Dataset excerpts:
:::
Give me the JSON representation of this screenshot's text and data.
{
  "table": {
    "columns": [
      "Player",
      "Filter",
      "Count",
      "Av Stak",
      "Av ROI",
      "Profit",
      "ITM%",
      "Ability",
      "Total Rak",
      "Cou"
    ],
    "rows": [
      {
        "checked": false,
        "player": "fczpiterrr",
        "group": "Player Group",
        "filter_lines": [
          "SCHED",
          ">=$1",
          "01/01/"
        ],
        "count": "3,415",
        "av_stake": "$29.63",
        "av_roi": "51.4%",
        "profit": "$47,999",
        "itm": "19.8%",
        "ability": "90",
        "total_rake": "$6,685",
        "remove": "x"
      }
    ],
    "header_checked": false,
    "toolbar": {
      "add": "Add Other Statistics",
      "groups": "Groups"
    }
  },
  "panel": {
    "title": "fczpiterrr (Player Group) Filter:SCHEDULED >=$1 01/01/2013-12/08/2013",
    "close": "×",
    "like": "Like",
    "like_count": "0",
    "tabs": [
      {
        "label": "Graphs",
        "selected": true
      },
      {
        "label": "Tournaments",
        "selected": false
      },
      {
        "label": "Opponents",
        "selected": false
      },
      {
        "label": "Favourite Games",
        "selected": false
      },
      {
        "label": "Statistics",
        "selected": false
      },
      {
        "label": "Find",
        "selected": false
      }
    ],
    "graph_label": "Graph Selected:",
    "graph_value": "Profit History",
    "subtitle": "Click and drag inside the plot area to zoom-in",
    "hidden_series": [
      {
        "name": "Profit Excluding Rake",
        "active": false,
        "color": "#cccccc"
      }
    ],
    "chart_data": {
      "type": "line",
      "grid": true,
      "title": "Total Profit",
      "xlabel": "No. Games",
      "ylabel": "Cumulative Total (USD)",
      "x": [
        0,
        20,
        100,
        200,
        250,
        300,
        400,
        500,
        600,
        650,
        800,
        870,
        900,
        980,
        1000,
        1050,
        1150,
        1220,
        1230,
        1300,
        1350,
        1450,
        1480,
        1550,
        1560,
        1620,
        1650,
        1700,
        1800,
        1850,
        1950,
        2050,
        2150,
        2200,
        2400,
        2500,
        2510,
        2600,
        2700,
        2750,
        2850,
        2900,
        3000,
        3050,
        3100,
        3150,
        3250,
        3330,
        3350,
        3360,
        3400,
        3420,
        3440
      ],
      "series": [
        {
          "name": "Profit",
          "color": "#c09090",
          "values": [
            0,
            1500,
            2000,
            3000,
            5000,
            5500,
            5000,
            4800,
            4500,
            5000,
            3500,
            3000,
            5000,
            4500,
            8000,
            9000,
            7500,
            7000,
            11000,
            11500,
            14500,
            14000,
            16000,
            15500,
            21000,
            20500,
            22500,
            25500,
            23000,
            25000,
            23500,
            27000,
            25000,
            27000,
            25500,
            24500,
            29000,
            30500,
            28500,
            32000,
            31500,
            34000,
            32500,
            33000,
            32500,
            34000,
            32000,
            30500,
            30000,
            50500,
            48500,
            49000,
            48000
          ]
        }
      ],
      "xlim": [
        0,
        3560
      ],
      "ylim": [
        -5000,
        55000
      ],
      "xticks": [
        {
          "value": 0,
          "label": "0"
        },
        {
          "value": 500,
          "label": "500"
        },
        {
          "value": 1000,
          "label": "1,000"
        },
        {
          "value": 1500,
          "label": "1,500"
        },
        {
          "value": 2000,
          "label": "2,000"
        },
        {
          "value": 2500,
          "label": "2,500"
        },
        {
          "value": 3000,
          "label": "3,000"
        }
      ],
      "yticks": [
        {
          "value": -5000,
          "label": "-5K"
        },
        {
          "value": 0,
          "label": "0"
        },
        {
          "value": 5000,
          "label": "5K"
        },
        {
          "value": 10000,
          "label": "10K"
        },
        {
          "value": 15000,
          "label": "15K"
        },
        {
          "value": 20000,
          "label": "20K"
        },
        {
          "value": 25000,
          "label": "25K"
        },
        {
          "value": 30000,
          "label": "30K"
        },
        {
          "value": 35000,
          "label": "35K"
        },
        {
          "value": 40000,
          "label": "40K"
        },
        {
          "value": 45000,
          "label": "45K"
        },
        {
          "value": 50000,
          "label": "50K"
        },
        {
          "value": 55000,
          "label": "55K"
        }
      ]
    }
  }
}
:::
## Task objective
Copy the data above exactly. Every line must be included.

## Answer for this exercise
Give me the JSON representation of this screenshot's text and data.
{
  "table": {
    "columns": [
      "Player",
      "Filter",
      "Count",
      "Av Stak",
      "Av ROI",
      "Profit",
      "ITM%",
      "Ability",
      "Total Rak",
      "Cou"
    ],
    "rows": [
      {
        "checked": false,
        "player": "fczpiterrr",
        "group": "Player Group",
        "filter_lines": [
          "SCHED",
          ">=$1",
          "01/01/"
        ],
        "count": "3,415",
        "av_stake": "$29.63",
        "av_roi": "51.4%",
        "profit": "$47,999",
        "itm": "19.8%",
        "ability": "90",
        "total_rake": "$6,685",
        "remove": "x"
      }
    ],
    "header_checked": false,
    "toolbar": {
      "add": "Add Other Statistics",
      "groups": "Groups"
    }
  },
  "panel": {
    "title": "fczpiterrr (Player Group) Filter:SCHEDULED >=$1 01/01/2013-12/08/2013",
    "close": "×",
    "like": "Like",
    "like_count": "0",
    "tabs": [
      {
        "label": "Graphs",
        "selected": true
      },
      {
        "label": "Tournaments",
        "selected": false
      },
      {
        "label": "Opponents",
        "selected": false
      },
      {
        "label": "Favourite Games",
        "selected": false
      },
      {
        "label": "Statistics",
        "selected": false
      },
      {
        "label": "Find",
        "selected": false
      }
    ],
    "graph_label": "Graph Selected:",
    "graph_value": "Profit History",
    "subtitle": "Click and drag inside the plot area to zoom-in",
    "hidden_series": [
      {
        "name": "Profit Excluding Rake",
        "active": false,
        "color": "#cccccc"
      }
    ],
    "chart_data": {
      "type": "line",
      "grid": true,
      "title": "Total Profit",
      "xlabel": "No. Games",
      "ylabel": "Cumulative Total (USD)",
      "x": [
        0,
        20,
        100,
        200,
        250,
        300,
        400,
        500,
        600,
        650,
        800,
        870,
        900,
        980,
        1000,
        1050,
        1150,
        1220,
        1230,
        1300,
        1350,
        1450,
        1480,
        1550,
        1560,
        1620,
        1650,
        1700,
        1800,
        1850,
        1950,
        2050,
        2150,
        2200,
        2400,
        2500,
        2510,
        2600,
        2700,
        2750,
        2850,
        2900,
        3000,
        3050,
        3100,
        3150,
        3250,
        3330,
        3350,
        3360,
        3400,
        3420,
        3440
      ],
      "series": [
        {
          "name": "Profit",
          "color": "#c09090",
          "values": [
            0,
            1500,
            2000,
            3000,
            5000,
            5500,
            5000,
            4800,
            4500,
            5000,
            3500,
            3000,
            5000,
            4500,
            8000,
            9000,
            7500,
            7000,
            11000,
            11500,
            14500,
            14000,
            16000,
            15500,
            21000,
            20500,
            22500,
            25500,
            23000,
            25000,
            23500,
            27000,
            25000,
            27000,
            25500,
            24500,
            29000,
            30500,
            28500,
            32000,
            31500,
            34000,
            32500,
            33000,
            32500,
            34000,
            32000,
            30500,
            30000,
            50500,
            48500,
            49000,
            48000
          ]
        }
      ],
      "xlim": [
        0,
        3560
      ],
      "ylim": [
        -5000,
        55000
      ],
      "xticks": [
        {
          "value": 0,
          "label": "0"
        },
        {
          "value": 500,
          "label": "500"
        },
        {
          "value": 1000,
          "label": "1,000"
        },
        {
          "value": 1500,
          "label": "1,500"
        },
        {
          "value": 2000,
          "label": "2,000"
        },
        {
          "value": 2500,
          "label": "2,500"
        },
        {
          "value": 3000,
          "label": "3,000"
        }
      ],
      "yticks": [
        {
          "value": -5000,
          "label": "-5K"
        },
        {
          "value": 0,
          "label": "0"
        },
        {
          "value": 5000,
          "label": "5K"
        },
        {
          "value": 10000,
          "label": "10K"
        },
        {
          "value": 15000,
          "label": "15K"
        },
        {
          "value": 20000,
          "label": "20K"
        },
        {
          "value": 25000,
          "label": "25K"
        },
        {
          "value": 30000,
          "label": "30K"
        },
        {
          "value": 35000,
          "label": "35K"
        },
        {
          "value": 40000,
          "label": "40K"
        },
        {
          "value": 45000,
          "label": "45K"
        },
        {
          "value": 50000,
          "label": "50K"
        },
        {
          "value": 55000,
          "label": "55K"
        }
      ]
    }
  }
}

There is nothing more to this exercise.